Opdracht
Schrijf uit de tekst over trektochten vanuit Chiang Mai letterlijk het stuk over dat begint bij "Chiang Mai is" en eindigt bij "een woeste rivier.".

Tekstfragment
Chiang Mai is niet alleen een belangrijk cultureel centrum, het is ook de stad van waaruit de meeste trektochten georganiseerd worden. Het noorden van Thailand heeft namelijk een prachtig groen heuvellandschap, dat zich prima leent voor meerdaagse wandeltochten en andere buitensporten. Bovendien wordt het gebied bewoond door verschillende kleurrijke minderheden, zoals de Karen en de Hmong. De toeristenindustrie in Chiang Mai heeft de heuvels en hun bewoners slim omarmd, en overal zie je een- of meerdaagse trektochten geadverteerd. De verschillende touroperators bieden allemaal ongeveer hetzelfde aan: een trip naar de heuvels, een ritje op een olifant, een mooie wandeling, een of twee overnachtingen in een 'hilltribe village' (een dorp bewoond door Karen of Hmong), en als klap op de vuurpijl raften op een woeste rivier.
Toch is het belangrijk om te vergelijken. Een maand of twee geleden stond er een uitgebreid artikel in de reisbijlage van de Volkskrant over dergelijke trektochten in Noord-Thailand. Er werd terecht aandacht gevraagd voor de problemen die deze vorm van toerisme met zich mee kunnen brengen. Zo is er de mogelijkheid dat gemeenschappen economisch totaal afhankelijk worden van toerisme, dat het geld in een paar zakken verdwijnt en niet de hele gemeenschap ten goede komt, en dat jonge vrouwen tegen hun zin vastgehouden worden in dorpen, om in klederdracht en met ringen om hun nek rond te lopen en voor toeristen te poseren. Aan de andere kant: het 'hill-tribe' toerisme heeft er wel voor gezorgd dat de Thaise regering de minderheden niet meer links laat liggen, dat de levensstandaard van veel straatarme gemeenschappen (deels vluchtelingen uit Birma, waar ze 'etnisch weggezuiverd' zijn door het dictatoriale regime) omhoog is gegaan, dat er meer onderwijs en betere gezondheidszorg beschikbaar zijn, et cetera. Het beeld is dus niet eenzijdig: maar het is wel belangrijk om je hierin te verdiepen, en bij de keuze voor een trektocht te kijken naar de wijze waarop de touroperator zich verhoudt tot de bezochte gemeenschappen. Dat verschilt namelijk nogal.

Aangeleverd materiaal
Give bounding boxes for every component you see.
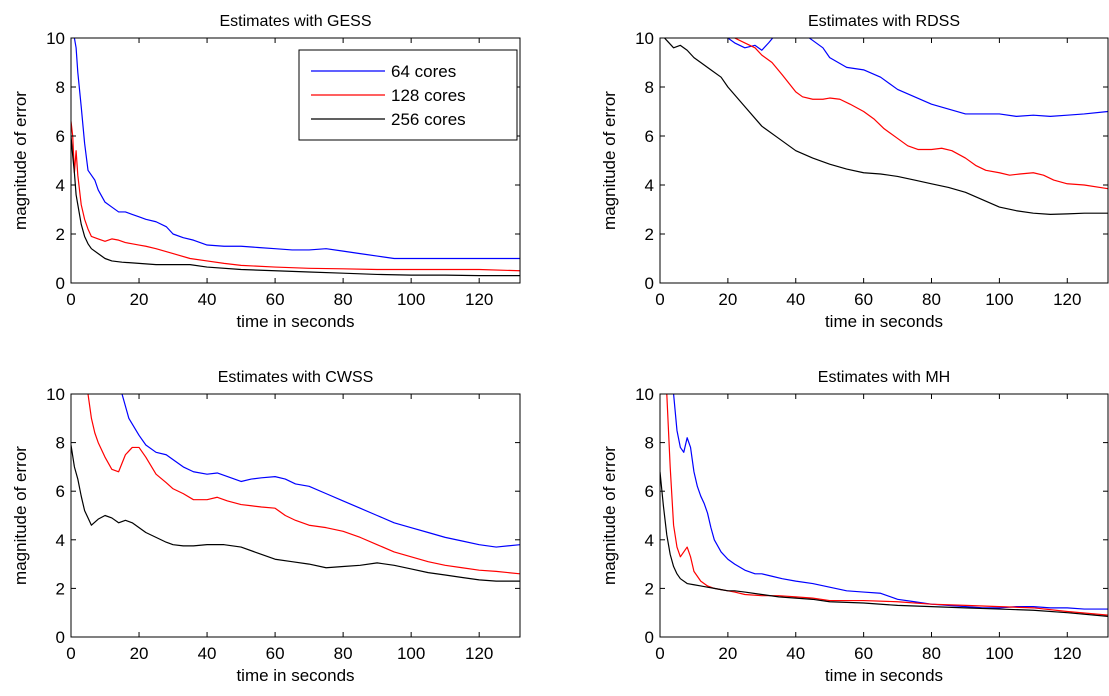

Het resultaat
Chiang Mai is niet alleen een belangrijk cultureel centrum, het is ook de stad van waaruit de meeste trektochten georganiseerd worden. Het noorden van Thailand heeft namelijk een prachtig groen heuvellandschap, dat zich prima leent voor meerdaagse wandeltochten en andere buitensporten. Bovendien wordt het gebied bewoond door verschillende kleurrijke minderheden, zoals de Karen en de Hmong. De toeristenindustrie in Chiang Mai heeft de heuvels en hun bewoners slim omarmd, en overal zie je een- of meerdaagse trektochten geadverteerd. De verschillende touroperators bieden allemaal ongeveer hetzelfde aan: een trip naar de heuvels, een ritje op een olifant, een mooie wandeling, een of twee overnachtingen in een 'hilltribe village' (een dorp bewoond door Karen of Hmong), en als klap op de vuurpijl raften op een woeste rivier.